--- Directive ---
Every record that follows must be duplicated exactly, with images left out.

--- Records for this exercise ---

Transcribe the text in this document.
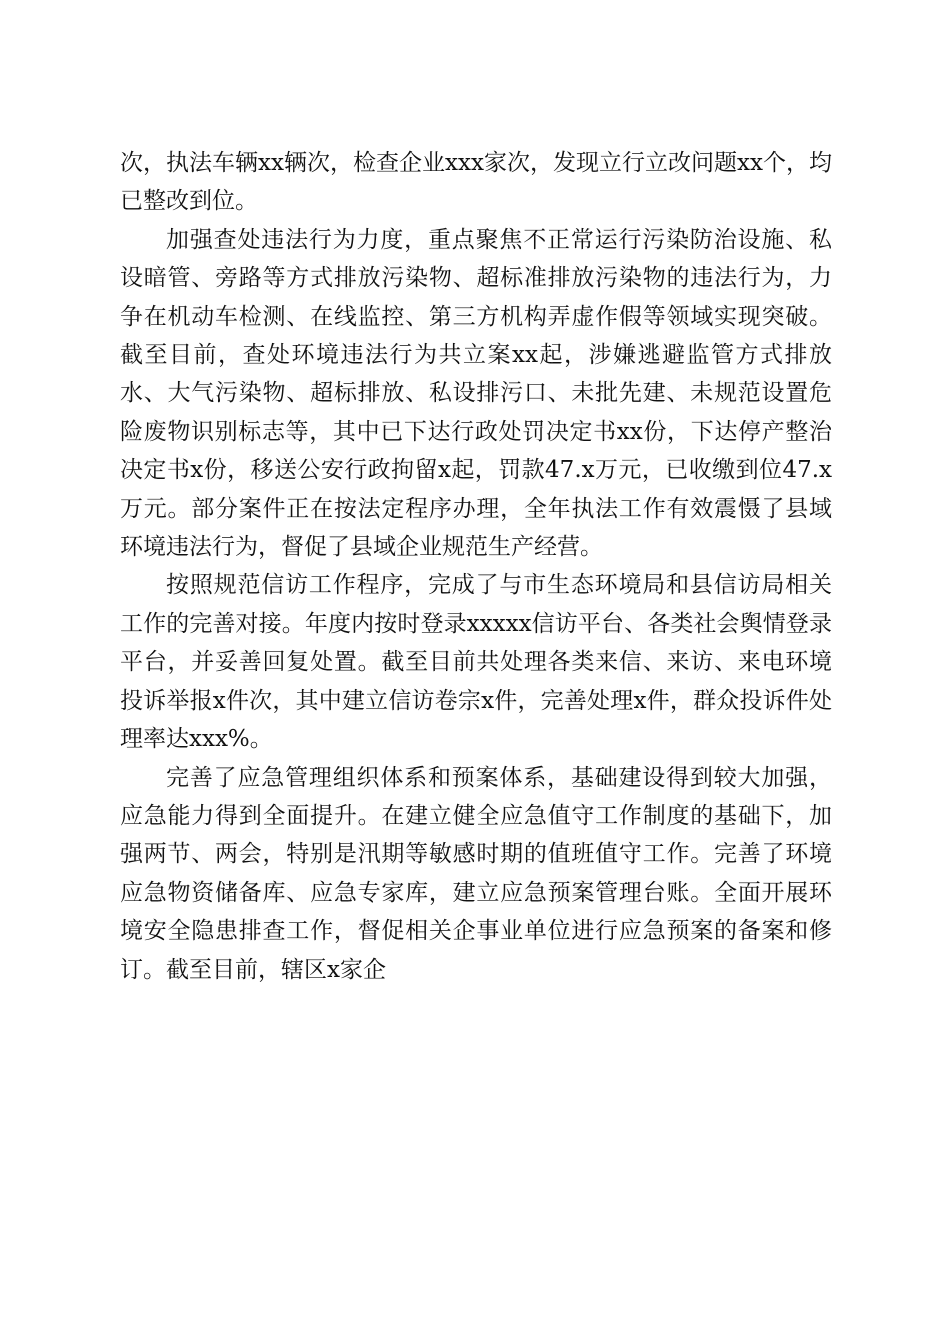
次，执法车辆xx辆次，检查企业xxx家次，发现立行立改问题xx个，均已整改到位。

加强查处违法行为力度，重点聚焦不正常运行污染防治设施、私设暗管、旁路等方式排放污染物、超标准排放污染物的违法行为，力争在机动车检测、在线监控、第三方机构弄虚作假等领域实现突破。截至目前，查处环境违法行为共立案xx起，涉嫌逃避监管方式排放水、大气污染物、超标排放、私设排污口、未批先建、未规范设置危险废物识别标志等，其中已下达行政处罚决定书xx份，下达停产整治决定书x份，移送公安行政拘留x起，罚款47.x万元，已收缴到位47.x万元。部分案件正在按法定程序办理，全年执法工作有效震慑了县域环境违法行为，督促了县域企业规范生产经营。

按照规范信访工作程序，完成了与市生态环境局和县信访局相关工作的完善对接。年度内按时登录xxxxx信访平台、各类社会舆情登录平台，并妥善回复处置。截至目前共处理各类来信、来访、来电环境投诉举报x件次，其中建立信访卷宗x件，完善处理x件，群众投诉件处理率达xxx%。

完善了应急管理组织体系和预案体系，基础建设得到较大加强，应急能力得到全面提升。在建立健全应急值守工作制度的基础下，加强两节、两会，特别是汛期等敏感时期的值班值守工作。完善了环境应急物资储备库、应急专家库，建立应急预案管理台账。全面开展环境安全隐患排查工作，督促相关企事业单位进行应急预案的备案和修订。截至目前，辖区x家企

--- Solution to the exercise ---
Transcribe the text in this document.
次，执法车辆xx辆次，检查企业xxx家次，发现立行立改问题xx个，均已整改到位。

加强查处违法行为力度，重点聚焦不正常运行污染防治设施、私设暗管、旁路等方式排放污染物、超标准排放污染物的违法行为，力争在机动车检测、在线监控、第三方机构弄虚作假等领域实现突破。截至目前，查处环境违法行为共立案xx起，涉嫌逃避监管方式排放水、大气污染物、超标排放、私设排污口、未批先建、未规范设置危险废物识别标志等，其中已下达行政处罚决定书xx份，下达停产整治决定书x份，移送公安行政拘留x起，罚款47.x万元，已收缴到位47.x万元。部分案件正在按法定程序办理，全年执法工作有效震慑了县域环境违法行为，督促了县域企业规范生产经营。

按照规范信访工作程序，完成了与市生态环境局和县信访局相关工作的完善对接。年度内按时登录xxxxx信访平台、各类社会舆情登录平台，并妥善回复处置。截至目前共处理各类来信、来访、来电环境投诉举报x件次，其中建立信访卷宗x件，完善处理x件，群众投诉件处理率达xxx%。

完善了应急管理组织体系和预案体系，基础建设得到较大加强，应急能力得到全面提升。在建立健全应急值守工作制度的基础下，加强两节、两会，特别是汛期等敏感时期的值班值守工作。完善了环境应急物资储备库、应急专家库，建立应急预案管理台账。全面开展环境安全隐患排查工作，督促相关企事业单位进行应急预案的备案和修订。截至目前，辖区x家企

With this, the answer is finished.